What number of lines contain the word "pogu"? Reply with the number and nothing else.

Extracted data.
———
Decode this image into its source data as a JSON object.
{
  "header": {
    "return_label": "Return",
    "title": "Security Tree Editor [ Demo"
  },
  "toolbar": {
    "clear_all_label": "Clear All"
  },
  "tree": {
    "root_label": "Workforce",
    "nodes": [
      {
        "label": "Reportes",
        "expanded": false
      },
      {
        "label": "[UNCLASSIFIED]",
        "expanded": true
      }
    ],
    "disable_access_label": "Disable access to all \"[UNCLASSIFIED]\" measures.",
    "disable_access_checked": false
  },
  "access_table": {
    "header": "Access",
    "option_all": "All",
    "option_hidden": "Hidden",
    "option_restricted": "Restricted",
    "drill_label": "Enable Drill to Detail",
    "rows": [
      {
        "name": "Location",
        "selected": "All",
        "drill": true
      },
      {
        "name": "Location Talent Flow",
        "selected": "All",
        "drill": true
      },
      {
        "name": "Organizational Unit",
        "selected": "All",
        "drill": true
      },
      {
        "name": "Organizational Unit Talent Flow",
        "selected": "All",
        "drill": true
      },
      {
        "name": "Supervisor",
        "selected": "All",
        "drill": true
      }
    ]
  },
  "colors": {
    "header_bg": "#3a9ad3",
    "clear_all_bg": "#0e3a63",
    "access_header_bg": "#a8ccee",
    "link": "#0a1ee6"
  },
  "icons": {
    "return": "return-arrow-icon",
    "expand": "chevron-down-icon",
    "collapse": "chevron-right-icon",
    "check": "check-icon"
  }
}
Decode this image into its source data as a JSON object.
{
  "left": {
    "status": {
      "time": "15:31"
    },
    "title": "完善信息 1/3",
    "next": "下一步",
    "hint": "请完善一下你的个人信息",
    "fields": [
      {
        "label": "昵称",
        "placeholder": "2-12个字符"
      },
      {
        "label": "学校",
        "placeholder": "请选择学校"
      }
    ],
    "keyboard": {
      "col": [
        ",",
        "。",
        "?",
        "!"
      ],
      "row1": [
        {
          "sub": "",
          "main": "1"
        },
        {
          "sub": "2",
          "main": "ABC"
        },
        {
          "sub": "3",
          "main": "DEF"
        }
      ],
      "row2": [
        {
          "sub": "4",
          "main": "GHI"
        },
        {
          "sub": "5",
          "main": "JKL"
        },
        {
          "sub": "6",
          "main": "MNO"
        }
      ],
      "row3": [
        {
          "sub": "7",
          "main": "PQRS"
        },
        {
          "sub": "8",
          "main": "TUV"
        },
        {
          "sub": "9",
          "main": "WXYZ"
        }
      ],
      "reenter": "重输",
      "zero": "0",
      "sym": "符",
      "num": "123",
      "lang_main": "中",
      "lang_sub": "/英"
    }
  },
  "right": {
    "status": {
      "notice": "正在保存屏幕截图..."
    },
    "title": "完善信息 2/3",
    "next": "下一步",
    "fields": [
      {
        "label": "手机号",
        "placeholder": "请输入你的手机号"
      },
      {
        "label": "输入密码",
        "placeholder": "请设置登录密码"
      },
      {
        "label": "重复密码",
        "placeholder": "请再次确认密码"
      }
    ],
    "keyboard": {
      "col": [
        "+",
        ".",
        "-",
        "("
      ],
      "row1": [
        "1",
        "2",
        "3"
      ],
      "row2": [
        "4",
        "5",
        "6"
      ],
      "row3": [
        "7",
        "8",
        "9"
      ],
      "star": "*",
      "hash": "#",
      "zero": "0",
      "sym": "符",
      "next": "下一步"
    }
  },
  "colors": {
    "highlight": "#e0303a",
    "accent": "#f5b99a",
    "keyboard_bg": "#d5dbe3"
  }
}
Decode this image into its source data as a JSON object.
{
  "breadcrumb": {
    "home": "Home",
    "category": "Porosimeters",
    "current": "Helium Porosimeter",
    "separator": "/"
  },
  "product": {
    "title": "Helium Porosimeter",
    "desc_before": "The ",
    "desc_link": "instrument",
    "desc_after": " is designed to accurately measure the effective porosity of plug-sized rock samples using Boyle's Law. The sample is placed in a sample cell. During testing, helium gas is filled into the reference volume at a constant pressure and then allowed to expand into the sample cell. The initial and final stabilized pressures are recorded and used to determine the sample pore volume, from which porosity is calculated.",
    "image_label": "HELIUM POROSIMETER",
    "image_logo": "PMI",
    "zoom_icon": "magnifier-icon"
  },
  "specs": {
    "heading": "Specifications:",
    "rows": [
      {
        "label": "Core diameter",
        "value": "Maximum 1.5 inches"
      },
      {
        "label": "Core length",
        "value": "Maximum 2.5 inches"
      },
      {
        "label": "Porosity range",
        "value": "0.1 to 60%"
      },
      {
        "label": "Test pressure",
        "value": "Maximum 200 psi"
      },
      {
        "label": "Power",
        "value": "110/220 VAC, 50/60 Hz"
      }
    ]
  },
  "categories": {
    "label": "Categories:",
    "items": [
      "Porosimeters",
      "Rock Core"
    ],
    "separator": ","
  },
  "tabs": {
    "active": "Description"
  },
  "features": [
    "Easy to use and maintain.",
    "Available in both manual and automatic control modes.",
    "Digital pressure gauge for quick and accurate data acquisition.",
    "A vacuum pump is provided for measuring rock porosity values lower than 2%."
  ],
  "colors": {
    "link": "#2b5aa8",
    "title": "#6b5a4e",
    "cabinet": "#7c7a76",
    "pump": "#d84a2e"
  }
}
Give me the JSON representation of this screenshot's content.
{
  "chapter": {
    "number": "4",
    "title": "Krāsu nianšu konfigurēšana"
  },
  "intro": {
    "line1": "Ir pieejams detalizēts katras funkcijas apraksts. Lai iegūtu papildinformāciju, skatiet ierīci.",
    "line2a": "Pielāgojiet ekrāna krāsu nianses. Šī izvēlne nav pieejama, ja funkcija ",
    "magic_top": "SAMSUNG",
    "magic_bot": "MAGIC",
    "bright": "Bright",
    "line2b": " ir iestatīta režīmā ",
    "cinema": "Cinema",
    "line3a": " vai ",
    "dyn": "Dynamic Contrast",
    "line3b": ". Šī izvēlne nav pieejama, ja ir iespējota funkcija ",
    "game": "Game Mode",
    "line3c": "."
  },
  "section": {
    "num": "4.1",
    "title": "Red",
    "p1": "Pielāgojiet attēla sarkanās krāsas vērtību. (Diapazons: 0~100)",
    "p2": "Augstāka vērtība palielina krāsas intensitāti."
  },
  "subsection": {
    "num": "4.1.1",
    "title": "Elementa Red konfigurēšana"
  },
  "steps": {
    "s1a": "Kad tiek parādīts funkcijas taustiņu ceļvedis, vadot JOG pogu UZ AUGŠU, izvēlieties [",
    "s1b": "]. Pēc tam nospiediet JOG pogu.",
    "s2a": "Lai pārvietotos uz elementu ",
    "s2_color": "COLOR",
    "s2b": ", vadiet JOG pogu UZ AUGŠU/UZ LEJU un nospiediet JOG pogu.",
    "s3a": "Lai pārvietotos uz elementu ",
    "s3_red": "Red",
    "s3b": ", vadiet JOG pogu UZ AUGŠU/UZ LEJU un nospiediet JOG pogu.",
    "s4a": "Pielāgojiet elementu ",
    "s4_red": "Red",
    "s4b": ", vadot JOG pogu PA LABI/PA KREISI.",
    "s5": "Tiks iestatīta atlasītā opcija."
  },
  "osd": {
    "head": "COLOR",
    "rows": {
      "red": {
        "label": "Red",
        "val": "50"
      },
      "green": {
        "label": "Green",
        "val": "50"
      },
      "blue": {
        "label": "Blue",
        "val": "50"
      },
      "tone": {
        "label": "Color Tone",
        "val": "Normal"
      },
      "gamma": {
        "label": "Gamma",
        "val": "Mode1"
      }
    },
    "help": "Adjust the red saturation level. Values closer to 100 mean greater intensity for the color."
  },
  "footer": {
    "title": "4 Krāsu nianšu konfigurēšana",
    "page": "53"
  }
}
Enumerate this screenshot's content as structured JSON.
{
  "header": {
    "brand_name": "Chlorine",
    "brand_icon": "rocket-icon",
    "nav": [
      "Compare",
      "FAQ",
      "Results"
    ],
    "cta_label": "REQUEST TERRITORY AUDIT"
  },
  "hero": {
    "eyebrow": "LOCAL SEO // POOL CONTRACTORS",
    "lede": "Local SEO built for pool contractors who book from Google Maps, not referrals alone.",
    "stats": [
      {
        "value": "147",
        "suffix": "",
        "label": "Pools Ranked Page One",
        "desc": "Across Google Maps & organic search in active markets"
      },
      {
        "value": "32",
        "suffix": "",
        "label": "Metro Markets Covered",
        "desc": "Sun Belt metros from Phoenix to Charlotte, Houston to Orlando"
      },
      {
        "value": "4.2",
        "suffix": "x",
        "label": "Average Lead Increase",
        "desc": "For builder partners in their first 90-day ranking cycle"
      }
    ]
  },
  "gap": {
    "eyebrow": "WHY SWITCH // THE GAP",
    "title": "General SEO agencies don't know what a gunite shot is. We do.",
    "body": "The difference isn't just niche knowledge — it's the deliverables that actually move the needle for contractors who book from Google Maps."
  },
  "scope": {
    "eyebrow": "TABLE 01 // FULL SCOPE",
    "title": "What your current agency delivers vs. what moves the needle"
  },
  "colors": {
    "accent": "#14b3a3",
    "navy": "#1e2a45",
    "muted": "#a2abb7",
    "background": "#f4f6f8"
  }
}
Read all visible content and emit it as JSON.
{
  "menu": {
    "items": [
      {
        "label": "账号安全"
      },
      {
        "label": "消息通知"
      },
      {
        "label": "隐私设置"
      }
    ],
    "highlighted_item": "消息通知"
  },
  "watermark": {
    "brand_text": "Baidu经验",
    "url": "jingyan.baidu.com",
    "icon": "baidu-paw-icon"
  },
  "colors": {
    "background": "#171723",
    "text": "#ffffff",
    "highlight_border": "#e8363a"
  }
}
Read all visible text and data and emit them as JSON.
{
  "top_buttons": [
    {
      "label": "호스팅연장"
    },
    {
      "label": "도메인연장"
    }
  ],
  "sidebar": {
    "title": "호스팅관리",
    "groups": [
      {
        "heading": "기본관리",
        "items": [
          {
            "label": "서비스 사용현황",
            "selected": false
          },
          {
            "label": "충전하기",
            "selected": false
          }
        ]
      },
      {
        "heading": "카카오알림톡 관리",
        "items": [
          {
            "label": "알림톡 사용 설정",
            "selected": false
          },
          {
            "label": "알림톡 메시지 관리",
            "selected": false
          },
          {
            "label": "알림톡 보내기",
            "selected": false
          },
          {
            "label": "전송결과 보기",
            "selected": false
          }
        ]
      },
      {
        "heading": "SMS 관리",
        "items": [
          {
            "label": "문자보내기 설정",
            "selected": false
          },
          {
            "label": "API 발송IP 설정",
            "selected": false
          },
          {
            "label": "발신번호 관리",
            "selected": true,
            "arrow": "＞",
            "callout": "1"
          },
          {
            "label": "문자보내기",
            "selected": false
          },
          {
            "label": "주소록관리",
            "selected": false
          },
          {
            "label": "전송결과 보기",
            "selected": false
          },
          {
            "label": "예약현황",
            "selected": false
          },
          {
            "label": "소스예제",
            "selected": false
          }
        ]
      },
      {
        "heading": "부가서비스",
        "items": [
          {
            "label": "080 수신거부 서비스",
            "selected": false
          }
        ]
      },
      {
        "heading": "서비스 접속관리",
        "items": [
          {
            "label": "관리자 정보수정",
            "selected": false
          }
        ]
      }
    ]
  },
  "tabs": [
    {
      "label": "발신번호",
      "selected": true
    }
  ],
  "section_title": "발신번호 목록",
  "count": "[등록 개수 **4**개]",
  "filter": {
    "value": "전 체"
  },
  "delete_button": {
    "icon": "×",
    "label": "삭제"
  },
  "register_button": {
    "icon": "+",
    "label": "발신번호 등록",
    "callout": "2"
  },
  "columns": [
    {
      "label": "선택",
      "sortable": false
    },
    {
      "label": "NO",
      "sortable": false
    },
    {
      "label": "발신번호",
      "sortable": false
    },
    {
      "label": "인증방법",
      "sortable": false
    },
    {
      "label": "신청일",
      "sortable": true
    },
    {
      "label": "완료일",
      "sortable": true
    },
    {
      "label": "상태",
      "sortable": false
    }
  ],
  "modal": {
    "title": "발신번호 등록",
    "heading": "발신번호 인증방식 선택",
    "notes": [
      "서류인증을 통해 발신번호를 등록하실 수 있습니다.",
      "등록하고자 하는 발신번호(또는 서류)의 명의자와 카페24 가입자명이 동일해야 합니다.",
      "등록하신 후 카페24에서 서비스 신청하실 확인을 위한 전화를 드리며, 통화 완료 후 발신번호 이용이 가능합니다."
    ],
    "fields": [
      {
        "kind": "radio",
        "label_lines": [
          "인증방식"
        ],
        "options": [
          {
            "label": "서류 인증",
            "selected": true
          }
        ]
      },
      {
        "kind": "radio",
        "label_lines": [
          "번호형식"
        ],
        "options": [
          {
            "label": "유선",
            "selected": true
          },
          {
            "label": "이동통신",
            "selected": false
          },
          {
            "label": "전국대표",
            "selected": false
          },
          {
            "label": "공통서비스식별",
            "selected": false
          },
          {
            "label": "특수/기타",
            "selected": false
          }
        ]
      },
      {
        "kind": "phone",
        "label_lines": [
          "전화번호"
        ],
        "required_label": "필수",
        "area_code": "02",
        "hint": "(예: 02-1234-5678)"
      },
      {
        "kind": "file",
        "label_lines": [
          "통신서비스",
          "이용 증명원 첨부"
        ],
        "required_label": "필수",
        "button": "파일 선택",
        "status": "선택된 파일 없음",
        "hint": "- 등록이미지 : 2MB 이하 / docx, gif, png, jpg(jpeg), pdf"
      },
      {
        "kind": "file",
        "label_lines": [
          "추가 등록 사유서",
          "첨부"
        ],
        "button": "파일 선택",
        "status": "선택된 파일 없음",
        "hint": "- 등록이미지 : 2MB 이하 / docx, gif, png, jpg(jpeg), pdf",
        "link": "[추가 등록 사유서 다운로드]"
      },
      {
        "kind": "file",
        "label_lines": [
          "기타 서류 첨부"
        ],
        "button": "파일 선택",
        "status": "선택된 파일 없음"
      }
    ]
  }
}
———
Reply to the task.
5